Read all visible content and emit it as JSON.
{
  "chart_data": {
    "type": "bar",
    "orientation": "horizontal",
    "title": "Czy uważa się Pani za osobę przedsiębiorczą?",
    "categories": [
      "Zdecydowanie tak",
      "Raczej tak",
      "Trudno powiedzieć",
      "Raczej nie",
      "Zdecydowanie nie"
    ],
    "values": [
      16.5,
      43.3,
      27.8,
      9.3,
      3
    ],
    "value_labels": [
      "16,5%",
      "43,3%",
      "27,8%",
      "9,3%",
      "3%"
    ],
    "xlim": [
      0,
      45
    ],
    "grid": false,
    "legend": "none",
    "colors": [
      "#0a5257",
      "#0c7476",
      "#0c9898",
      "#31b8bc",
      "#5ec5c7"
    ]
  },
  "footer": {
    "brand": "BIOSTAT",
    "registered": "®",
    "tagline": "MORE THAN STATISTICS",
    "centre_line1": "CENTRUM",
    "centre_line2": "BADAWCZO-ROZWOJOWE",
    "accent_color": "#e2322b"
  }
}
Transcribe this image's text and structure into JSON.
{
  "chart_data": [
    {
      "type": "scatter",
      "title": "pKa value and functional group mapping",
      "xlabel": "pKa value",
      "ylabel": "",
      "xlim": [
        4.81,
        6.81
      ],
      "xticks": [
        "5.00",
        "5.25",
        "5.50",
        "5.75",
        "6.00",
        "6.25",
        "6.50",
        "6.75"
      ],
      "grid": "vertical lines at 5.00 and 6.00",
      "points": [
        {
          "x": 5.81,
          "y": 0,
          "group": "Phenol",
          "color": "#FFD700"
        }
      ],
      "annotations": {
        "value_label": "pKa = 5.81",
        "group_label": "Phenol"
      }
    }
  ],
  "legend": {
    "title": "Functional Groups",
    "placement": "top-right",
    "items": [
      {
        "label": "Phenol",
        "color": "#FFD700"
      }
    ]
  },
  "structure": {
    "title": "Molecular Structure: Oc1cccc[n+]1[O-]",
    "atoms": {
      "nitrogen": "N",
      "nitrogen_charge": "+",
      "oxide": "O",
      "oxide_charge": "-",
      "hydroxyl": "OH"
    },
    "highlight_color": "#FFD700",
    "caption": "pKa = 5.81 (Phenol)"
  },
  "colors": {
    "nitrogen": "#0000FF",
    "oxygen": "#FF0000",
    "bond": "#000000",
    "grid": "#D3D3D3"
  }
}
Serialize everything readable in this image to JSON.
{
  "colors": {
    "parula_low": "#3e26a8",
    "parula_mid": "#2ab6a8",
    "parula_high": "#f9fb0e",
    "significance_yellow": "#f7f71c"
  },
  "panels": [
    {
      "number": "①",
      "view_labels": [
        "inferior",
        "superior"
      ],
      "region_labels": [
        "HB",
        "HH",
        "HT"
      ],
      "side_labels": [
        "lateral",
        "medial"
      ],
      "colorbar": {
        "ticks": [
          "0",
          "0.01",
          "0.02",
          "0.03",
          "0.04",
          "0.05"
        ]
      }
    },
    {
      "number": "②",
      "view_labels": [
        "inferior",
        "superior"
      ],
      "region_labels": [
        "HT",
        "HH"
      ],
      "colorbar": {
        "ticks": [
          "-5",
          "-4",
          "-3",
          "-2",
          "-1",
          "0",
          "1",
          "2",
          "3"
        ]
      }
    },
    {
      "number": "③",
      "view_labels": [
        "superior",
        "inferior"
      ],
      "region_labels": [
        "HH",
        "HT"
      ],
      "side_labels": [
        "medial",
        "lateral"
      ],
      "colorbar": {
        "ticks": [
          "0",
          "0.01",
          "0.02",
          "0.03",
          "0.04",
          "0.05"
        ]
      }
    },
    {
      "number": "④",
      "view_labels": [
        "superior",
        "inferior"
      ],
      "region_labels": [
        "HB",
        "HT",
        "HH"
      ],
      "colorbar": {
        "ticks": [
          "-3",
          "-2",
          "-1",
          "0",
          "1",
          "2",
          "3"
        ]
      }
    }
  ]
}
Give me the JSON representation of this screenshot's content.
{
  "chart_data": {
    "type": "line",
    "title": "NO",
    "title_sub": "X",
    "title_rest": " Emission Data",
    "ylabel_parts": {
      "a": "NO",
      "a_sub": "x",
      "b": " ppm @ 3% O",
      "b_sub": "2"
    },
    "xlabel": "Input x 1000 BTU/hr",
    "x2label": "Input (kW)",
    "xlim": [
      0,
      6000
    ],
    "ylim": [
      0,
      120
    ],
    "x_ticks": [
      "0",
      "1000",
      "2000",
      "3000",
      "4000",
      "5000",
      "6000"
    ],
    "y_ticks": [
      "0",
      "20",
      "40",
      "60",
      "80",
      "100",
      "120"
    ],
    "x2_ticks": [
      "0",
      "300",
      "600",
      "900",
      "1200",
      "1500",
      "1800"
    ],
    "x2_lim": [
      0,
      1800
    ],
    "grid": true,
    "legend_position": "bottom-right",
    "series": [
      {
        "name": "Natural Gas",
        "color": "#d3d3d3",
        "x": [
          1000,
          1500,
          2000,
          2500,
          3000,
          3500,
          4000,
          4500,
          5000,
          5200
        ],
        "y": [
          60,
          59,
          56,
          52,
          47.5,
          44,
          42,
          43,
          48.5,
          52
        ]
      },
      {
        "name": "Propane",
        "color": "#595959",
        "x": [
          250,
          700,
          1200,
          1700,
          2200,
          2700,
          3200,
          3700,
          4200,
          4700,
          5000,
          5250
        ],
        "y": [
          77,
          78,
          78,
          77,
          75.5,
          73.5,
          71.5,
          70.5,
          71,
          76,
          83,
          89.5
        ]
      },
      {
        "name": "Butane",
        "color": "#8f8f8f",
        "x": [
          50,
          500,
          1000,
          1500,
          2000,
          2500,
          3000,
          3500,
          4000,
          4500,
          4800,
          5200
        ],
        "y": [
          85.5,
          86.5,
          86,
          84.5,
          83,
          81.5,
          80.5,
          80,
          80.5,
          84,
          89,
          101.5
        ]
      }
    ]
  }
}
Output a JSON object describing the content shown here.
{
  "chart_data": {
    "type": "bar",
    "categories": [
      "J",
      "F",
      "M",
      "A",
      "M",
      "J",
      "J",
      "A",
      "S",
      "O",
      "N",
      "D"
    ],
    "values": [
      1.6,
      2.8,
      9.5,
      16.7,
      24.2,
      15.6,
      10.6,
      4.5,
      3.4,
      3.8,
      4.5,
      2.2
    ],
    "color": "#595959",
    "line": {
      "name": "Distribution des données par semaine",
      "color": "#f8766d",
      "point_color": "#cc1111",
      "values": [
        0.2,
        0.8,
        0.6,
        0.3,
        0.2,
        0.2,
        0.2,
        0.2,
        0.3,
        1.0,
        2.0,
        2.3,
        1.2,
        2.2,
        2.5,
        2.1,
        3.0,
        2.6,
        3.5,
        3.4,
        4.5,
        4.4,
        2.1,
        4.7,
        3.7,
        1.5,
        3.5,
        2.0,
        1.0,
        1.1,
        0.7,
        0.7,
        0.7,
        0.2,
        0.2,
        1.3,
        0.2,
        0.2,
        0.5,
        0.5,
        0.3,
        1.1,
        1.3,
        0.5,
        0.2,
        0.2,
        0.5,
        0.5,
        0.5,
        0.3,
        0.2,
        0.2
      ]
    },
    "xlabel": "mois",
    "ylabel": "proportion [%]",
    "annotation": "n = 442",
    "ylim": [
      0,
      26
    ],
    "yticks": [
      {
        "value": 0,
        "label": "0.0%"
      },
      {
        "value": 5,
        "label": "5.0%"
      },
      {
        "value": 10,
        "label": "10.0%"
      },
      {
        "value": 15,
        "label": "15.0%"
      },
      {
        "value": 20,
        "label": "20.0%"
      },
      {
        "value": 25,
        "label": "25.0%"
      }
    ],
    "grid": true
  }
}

-*-*-

Gather up every line in the data above that contains the word "Zdecydowanie", copying each one.

      "Zdecydowanie tak",
      "Zdecydowanie nie"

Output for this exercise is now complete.